◆ Page extract ◆

= = = = = = =

Thank you for writing this thoughtful essay; people of color are often dismissed when they ask others to confront racism, so it's wonderful when white allies step up and join the chorus. The question is, if racism is "unconscious" (and I believe that, to some degree, it is) how do we change publishing? I refuse to accept that the children's publishing industry is being run by well-intending racist zombies--many actions are deliberate and conscious--there's simply *no penalty* when those actions cause harm. Blogger outrage did pressure publishers into addressing certain cases of cover whitewashing, but lasting change can't be left to folks who don't even see and/or won't own their own racism. I support efforts in the UK (DIPNET) to establish a publishing equalities charter--where signatories agree to take specific actions to create equity, AND submit annual proof of these actions. Waiting for the industry to get it right is like waiting for Wall Street to regulate itself...

MissA said...

@Nancy-I can understand what your editors meant in a way. If the person you want to make Black (or any other minority) is not crucial to the novel, only someone passing by/uttering a few lines, that it is a little odd (in my opinion) to mention their ethnicity. However, if the main character's best friend is Black than that should be mentioned and it can be subtle, but just knowing that the main character is a person of color and/or jas a multiracial group of friends goes a long way towards erasing the white mind set.
Thanks for standing up to your editor!

This is an excellent post and I'll Tweet about it. I hope everyone reads it too becuase it is so spot-on! I agree, no children's writer wnats to demean or misrepresent children but by not including non-white characters in their books, they are sending a very subtle message (not at all intentional) that non-white children don't really matter, that authors can write books with all-white characters and no one will care or be upset by it. We children/teens of color need to be represented as well. It is the White Mind (now there's a name for it!).

= = = = = = =

◆ Extracted data ◆
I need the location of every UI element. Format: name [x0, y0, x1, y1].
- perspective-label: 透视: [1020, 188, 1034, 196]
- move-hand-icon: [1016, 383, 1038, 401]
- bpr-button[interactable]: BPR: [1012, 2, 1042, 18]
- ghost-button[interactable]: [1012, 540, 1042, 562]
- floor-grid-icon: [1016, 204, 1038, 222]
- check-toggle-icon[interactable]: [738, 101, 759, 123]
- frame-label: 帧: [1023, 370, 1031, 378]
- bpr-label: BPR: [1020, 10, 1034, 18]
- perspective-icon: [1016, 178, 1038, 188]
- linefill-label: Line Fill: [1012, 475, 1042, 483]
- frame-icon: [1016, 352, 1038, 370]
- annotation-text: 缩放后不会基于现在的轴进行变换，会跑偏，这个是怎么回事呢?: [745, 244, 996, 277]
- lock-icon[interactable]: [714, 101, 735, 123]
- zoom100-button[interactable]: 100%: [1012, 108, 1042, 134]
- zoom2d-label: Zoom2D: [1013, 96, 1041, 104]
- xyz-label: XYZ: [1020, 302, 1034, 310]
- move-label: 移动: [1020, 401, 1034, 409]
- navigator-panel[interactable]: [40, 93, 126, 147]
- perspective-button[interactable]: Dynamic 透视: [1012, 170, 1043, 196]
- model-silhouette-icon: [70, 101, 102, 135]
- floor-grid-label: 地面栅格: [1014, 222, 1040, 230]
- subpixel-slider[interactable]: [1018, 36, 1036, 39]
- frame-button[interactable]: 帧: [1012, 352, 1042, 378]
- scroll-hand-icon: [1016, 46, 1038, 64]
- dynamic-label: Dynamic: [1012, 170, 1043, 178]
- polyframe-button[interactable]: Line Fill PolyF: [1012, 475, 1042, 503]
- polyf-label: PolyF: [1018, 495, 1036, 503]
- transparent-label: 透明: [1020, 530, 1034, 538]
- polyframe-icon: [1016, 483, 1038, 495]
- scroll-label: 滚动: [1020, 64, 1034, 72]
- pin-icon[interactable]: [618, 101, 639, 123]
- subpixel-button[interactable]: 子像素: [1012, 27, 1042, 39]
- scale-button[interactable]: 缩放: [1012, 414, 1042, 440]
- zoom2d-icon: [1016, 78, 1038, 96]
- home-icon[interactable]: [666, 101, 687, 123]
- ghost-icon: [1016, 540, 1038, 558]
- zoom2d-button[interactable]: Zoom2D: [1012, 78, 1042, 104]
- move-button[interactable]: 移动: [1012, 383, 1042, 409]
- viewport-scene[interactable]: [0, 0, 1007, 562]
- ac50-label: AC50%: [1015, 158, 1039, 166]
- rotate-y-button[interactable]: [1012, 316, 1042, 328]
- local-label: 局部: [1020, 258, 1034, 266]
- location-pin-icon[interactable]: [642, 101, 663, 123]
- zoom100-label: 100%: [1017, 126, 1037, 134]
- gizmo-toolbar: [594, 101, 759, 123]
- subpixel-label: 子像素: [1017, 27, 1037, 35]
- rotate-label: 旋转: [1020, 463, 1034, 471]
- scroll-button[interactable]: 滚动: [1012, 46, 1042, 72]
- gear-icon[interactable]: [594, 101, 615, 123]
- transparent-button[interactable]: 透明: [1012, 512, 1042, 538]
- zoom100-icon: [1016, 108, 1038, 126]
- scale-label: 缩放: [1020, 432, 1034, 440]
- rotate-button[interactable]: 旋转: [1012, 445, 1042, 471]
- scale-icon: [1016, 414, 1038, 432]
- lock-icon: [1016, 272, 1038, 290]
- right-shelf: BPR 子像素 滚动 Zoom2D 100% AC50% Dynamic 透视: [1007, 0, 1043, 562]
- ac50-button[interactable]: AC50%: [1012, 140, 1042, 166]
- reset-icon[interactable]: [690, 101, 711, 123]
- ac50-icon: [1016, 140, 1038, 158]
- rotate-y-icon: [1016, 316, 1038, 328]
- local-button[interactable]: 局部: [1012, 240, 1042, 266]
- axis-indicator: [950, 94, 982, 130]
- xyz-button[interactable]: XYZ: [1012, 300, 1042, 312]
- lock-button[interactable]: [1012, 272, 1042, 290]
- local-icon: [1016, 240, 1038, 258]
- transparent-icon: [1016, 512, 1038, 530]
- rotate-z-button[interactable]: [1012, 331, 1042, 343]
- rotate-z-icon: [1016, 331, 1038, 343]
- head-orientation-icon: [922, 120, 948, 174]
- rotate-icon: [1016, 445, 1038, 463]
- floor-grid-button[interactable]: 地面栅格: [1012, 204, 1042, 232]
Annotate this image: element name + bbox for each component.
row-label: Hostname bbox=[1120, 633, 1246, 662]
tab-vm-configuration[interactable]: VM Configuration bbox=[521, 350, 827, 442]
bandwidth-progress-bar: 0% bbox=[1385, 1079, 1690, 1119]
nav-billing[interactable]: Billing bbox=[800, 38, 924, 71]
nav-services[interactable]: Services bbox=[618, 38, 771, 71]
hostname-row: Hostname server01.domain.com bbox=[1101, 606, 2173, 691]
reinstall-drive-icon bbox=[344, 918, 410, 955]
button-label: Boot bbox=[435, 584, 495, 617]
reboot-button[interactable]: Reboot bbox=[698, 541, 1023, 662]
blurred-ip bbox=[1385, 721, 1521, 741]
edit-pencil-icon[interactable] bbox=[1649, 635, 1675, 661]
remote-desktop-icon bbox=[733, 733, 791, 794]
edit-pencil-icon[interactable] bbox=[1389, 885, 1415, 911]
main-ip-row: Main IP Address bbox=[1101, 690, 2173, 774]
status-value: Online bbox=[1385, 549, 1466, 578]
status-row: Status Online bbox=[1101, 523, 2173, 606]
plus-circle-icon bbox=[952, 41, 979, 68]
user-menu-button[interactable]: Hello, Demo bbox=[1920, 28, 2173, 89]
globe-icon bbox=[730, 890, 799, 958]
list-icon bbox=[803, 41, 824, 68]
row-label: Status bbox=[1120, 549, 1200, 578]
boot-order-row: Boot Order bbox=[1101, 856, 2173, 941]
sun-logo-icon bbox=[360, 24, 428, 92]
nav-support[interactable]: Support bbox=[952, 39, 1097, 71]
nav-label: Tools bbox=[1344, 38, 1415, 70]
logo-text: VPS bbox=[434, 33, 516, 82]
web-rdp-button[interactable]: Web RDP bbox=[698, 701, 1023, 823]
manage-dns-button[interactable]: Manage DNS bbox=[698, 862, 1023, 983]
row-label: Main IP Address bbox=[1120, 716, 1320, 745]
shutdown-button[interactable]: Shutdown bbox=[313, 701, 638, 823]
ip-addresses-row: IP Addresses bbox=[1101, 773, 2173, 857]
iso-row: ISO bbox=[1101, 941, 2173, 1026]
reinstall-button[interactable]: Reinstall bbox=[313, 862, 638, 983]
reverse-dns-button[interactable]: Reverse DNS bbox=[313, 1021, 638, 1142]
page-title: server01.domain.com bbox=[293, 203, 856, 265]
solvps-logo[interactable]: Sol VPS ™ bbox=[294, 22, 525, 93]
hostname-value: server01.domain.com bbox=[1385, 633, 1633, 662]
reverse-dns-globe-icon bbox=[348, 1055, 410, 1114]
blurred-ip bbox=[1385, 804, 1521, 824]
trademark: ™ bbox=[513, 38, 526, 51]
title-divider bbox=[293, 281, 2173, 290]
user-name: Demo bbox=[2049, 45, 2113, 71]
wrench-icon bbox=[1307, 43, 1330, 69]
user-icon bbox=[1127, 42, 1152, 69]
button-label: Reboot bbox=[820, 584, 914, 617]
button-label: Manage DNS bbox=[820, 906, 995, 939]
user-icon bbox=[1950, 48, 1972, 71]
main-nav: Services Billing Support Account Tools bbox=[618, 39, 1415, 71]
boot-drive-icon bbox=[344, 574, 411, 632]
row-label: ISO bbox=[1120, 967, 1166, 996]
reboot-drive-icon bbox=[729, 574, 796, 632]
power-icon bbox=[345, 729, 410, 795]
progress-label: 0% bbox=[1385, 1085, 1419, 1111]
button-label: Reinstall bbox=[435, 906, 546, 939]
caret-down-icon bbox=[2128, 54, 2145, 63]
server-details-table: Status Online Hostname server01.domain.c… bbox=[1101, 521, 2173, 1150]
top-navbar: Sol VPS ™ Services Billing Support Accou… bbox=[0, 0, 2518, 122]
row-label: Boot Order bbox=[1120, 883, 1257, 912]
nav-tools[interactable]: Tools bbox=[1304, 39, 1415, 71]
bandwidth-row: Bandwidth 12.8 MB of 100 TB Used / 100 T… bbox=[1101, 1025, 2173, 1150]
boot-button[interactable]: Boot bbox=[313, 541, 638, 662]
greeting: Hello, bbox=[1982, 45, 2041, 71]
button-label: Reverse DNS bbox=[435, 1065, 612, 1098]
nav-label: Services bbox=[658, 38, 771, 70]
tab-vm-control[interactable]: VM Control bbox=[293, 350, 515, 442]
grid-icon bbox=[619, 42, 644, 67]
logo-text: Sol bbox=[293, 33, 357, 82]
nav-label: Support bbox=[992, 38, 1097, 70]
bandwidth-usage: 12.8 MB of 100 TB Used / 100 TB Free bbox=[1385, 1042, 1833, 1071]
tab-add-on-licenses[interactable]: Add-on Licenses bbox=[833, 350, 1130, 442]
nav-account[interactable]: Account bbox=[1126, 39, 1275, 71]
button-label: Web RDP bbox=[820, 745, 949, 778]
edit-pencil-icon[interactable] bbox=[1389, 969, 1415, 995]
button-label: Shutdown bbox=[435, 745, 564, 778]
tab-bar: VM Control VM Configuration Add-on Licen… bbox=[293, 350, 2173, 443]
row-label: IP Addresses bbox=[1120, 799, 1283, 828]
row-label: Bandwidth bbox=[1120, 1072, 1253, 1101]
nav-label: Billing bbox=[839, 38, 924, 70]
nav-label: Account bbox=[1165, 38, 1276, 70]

= = = = = = =

◆ Requirement A ◆
In the comments on race in children's publishing, rewrite the passage between "MissA said..." and "to your editor!", inclusive, so that "best friend" reads "closest friend".
◆ Requirement B ◆
Extend the comments on race in children's publishing from the point where they stop.

◆ Written response A ◆
MissA said...

@Nancy-I can understand what your editors meant in a way. If the person you want to make Black (or any other minority) is not crucial to the novel, only someone passing by/uttering a few lines, that it is a little odd (in my opinion) to mention their ethnicity. However, if the main character's closest friend is Black than that should be mentioned and it can be subtle, but just knowing that the main character is a person of color and/or jas a multiracial group of friends goes a long way towards erasing the white mind set.
Thanks for standing up to your editor!

◆ Written response B ◆
Bravo =)

Anonymous said...

I think my IQ was cut in half reading this article.

Vincentine Vermeille said...

Came to this via Resist Racism's open comment post.

@nancy and Miss Attitude: I think it is equally important to frequently describe white characters as white. Even when it doesn't seem to be "pertinent." Otherwise, we're suggesting that white is the default. It's only rude to "call attention" (per nancy's editors) to someone's ethnicity if it is only done for characters of color.

Thanks for this post.

Anne Sibley O'Brien said...

@zettaelliott: Amen. Your question is what we must address: How do we change publishing?

True awareness - beyond denial, beyond defensiveness, beyond justification- that there is real harm being done, moves people to act out of integrity.

As you point out, if the will is there, the solutions are not beyond us. Imagine what could be invented by a core group of book creators, editors, publishers, and booksellers, fiercely committed to ensuring that all our children can find themselves in our books!

Anonymous said...

Thank you SO MUCH for writing this. I think the first step is continuing to draw attention to this issue until people become more aware.

Anne Sibley O'Brien said...

from Laura Atkins
www.lauraatkins.com

Excellent post. As Zetta says, it is so important for whites to speak openly about the privilege we carry, and the unconscious biases we may perpetuate. I think this should be built into training for those working in publishing, to challenge themselves and push beyond their automatic comfort zones. Greater diversity amongst those working within publishing is also key - in terms of race, class, sexuality, physical ability. This increasng diversity can only expand and enhance the books produced. Thanks again for speaking out.

Blaque Ink said...

Great post. This goes along with what I've written in my blog about cartoons and animation. I wrote how most of the cartoons of the past and the new cartoons of today features white characters, casts white voice actors and created and produced by whites.

BiG hEaD BoOkS said...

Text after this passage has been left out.